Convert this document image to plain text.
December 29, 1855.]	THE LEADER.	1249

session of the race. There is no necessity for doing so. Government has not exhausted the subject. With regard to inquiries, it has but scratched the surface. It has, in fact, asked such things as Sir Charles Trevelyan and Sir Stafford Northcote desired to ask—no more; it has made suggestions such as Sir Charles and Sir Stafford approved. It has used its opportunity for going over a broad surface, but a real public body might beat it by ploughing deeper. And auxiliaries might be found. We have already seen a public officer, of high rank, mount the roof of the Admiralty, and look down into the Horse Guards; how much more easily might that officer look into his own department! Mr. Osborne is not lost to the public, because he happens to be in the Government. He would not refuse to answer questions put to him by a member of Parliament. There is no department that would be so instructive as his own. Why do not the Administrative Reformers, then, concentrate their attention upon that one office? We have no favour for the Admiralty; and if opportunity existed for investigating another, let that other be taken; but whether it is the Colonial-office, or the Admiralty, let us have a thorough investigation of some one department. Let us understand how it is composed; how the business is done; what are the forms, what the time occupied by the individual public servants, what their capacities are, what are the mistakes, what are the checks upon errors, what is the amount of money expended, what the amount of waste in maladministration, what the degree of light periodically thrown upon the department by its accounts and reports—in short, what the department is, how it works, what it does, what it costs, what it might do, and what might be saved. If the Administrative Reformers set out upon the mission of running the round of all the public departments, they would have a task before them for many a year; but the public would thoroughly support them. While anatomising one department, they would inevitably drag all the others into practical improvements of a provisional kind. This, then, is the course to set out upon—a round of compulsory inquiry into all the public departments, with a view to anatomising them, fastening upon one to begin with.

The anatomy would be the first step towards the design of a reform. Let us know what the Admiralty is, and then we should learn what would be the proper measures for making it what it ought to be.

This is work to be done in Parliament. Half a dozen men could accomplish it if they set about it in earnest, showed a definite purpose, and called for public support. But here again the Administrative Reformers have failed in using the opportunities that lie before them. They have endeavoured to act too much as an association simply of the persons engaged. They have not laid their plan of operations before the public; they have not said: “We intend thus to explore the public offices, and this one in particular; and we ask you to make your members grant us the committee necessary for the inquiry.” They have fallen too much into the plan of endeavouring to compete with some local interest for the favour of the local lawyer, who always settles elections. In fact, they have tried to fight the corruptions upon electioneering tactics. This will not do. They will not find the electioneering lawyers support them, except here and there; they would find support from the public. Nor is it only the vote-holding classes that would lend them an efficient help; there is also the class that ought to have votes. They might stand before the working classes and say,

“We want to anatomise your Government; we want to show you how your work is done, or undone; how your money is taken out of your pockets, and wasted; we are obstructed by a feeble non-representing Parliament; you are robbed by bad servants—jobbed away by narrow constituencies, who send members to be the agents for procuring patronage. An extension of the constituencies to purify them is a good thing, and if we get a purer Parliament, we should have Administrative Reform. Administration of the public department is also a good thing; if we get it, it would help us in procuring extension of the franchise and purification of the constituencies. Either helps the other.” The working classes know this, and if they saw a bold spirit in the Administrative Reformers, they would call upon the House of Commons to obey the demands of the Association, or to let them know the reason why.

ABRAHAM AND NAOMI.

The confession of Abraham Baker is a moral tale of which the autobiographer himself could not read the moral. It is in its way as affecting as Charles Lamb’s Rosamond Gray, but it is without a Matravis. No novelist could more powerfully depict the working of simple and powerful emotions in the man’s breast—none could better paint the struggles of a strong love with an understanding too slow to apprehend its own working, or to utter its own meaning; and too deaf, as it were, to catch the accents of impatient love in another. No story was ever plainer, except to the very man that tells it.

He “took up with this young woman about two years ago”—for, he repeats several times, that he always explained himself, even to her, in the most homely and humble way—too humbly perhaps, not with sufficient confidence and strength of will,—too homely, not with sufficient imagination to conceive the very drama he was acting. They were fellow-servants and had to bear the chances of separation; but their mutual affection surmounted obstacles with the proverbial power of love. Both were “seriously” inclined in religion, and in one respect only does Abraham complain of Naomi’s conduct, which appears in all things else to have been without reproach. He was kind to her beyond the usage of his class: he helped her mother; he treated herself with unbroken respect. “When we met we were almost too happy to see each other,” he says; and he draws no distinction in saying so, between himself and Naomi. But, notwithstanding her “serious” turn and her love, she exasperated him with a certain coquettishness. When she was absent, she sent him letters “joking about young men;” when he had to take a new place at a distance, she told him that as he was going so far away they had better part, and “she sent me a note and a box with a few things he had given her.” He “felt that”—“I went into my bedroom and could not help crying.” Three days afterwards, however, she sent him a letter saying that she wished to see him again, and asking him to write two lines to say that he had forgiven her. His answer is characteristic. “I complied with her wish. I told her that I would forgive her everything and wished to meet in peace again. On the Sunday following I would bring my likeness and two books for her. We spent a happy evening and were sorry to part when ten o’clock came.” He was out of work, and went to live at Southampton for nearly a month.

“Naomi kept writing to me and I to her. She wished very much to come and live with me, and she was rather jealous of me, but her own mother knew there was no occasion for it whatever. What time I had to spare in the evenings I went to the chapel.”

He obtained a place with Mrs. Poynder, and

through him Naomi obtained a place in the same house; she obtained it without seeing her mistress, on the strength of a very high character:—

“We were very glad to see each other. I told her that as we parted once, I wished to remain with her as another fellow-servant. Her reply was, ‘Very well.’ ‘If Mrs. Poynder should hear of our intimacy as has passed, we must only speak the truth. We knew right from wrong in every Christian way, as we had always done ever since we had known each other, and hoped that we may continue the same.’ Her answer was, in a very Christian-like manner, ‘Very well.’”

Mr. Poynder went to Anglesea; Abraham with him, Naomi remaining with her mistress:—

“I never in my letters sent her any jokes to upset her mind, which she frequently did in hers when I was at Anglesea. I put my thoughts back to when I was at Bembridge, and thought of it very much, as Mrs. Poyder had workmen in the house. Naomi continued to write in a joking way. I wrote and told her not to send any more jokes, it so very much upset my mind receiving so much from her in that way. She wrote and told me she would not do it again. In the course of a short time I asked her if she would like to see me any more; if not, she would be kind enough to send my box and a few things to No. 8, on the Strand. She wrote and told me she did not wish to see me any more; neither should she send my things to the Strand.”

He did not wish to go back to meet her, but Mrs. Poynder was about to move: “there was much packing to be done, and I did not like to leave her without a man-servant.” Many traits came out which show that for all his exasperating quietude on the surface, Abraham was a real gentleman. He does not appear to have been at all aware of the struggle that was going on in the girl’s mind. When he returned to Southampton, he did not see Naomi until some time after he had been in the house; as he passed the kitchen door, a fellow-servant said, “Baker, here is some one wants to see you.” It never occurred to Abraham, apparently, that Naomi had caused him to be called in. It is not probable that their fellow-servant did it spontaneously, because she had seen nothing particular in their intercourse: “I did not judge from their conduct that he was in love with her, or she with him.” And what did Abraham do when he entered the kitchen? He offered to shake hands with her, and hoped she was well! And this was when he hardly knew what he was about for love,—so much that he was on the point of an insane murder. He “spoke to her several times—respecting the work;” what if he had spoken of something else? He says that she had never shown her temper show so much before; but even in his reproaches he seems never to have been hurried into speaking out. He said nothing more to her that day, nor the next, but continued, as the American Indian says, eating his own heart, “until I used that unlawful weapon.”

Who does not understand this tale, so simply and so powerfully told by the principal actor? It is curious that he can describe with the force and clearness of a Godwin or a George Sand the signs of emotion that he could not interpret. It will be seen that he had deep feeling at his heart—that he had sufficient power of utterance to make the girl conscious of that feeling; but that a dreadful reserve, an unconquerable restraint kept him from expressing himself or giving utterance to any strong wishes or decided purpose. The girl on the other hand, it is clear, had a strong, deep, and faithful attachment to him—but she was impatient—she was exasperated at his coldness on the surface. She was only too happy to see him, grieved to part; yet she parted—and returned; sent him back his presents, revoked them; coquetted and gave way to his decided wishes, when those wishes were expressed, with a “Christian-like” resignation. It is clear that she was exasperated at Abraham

—————

**Goal of the exercise:** Identify each line in the records above that contains the word "same", and copy it out in full.

**Output for this task:**
through him Naomi obtained a place in the same house; she obtained it without seeing her mistress, on the strength of a very high character:—
“We were very glad to see each other. I told her that as we parted once, I wished to remain with her as another fellow-servant. Her reply was, ‘Very well.’ ‘If Mrs. Poynder should hear of our intimacy as has passed, we must only speak the truth. We knew right from wrong in every Christian way, as we had always done ever since we had known each other, and hoped that we may continue the same.’ Her answer was, in a very Christian-like manner, ‘Very well.’”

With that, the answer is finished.